━━ Provided data
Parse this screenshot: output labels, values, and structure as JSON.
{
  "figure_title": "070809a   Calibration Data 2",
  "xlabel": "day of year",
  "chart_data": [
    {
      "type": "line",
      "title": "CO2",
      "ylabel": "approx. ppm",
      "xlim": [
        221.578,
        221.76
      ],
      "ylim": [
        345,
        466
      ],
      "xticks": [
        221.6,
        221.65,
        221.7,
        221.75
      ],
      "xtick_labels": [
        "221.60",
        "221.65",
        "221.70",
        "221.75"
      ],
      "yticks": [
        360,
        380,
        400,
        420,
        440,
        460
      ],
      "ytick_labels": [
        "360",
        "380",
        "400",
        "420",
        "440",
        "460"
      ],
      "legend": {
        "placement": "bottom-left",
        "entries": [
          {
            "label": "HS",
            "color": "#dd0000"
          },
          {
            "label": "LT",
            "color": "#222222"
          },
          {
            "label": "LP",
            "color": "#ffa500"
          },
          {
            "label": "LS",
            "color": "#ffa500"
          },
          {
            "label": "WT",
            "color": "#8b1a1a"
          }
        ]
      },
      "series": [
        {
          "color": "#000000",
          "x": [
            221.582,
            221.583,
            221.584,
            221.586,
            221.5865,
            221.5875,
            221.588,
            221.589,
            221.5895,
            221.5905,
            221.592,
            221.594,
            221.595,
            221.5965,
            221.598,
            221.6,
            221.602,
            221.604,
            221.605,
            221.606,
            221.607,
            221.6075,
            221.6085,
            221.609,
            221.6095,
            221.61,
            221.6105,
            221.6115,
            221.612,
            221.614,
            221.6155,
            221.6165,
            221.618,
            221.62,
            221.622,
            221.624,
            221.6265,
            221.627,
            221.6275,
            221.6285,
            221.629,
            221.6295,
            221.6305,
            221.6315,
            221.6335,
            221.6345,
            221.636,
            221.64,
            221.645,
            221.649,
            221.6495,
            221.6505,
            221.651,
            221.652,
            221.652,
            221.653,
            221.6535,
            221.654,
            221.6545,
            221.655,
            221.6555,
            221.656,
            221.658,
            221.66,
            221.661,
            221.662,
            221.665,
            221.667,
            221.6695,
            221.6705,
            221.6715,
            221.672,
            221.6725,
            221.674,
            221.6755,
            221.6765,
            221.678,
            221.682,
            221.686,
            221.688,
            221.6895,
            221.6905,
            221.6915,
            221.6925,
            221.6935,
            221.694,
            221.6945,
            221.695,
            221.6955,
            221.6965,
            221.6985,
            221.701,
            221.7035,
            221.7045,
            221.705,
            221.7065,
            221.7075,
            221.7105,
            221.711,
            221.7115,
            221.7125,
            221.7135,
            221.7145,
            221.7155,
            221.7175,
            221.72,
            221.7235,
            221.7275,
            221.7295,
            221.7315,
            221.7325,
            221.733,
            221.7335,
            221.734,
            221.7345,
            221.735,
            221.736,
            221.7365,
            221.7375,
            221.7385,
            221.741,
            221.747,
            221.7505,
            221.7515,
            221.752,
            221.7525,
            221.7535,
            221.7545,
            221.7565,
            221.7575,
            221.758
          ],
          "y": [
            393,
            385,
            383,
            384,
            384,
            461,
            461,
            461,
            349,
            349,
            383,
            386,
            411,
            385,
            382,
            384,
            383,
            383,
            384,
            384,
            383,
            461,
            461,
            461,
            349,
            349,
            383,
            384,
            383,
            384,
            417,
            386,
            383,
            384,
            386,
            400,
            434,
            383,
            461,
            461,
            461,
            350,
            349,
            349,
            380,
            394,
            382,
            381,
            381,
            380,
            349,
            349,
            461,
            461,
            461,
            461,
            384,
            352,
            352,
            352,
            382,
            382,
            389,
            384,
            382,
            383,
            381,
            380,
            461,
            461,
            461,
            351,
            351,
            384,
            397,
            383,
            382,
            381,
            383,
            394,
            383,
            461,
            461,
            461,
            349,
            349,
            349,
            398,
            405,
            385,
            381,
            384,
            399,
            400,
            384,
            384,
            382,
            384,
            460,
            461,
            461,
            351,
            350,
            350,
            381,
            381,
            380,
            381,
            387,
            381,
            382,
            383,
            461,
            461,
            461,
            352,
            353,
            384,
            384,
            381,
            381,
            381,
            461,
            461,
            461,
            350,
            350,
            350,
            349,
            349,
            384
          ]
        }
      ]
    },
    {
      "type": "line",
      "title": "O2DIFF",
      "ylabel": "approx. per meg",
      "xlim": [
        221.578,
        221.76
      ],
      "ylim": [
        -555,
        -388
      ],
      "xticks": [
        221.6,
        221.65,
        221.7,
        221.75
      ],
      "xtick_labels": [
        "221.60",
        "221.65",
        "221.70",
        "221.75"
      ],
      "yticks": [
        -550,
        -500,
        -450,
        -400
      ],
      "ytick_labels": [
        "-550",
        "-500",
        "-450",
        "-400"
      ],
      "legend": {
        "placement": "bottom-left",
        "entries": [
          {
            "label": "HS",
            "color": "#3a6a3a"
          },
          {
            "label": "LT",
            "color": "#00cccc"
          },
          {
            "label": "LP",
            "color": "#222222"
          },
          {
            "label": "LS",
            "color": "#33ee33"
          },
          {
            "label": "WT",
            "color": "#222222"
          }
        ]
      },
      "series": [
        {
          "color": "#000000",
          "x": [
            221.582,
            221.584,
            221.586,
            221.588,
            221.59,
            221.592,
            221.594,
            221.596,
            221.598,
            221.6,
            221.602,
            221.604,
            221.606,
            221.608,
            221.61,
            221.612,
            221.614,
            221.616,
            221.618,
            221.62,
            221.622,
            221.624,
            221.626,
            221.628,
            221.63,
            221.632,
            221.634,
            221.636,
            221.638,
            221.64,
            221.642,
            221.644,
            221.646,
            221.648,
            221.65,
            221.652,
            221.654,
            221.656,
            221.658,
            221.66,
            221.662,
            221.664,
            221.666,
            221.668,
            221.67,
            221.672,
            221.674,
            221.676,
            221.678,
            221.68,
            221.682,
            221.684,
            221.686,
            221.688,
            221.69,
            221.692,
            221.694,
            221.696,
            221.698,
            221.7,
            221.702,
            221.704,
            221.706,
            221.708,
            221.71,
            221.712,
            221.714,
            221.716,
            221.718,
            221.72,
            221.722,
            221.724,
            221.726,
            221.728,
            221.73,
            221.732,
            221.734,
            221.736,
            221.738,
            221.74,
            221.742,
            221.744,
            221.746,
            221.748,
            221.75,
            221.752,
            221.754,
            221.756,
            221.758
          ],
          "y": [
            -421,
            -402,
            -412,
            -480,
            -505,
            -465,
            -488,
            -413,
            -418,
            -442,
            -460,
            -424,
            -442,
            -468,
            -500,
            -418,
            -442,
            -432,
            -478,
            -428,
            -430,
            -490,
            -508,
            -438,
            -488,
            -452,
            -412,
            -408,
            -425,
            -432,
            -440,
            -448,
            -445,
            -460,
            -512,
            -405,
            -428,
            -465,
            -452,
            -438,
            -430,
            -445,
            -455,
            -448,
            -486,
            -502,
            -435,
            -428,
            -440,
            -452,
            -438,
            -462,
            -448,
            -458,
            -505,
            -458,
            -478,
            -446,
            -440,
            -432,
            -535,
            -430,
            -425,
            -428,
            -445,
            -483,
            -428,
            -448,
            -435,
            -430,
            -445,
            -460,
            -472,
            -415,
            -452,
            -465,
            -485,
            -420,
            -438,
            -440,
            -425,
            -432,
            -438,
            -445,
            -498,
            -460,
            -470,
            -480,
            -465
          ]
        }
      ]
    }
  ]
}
━━━━
◆ **Aim of the exercise**
Find the number of lines in which the word "approx" occurs, and write nothing but that number.

◆ **Answer to the task**
2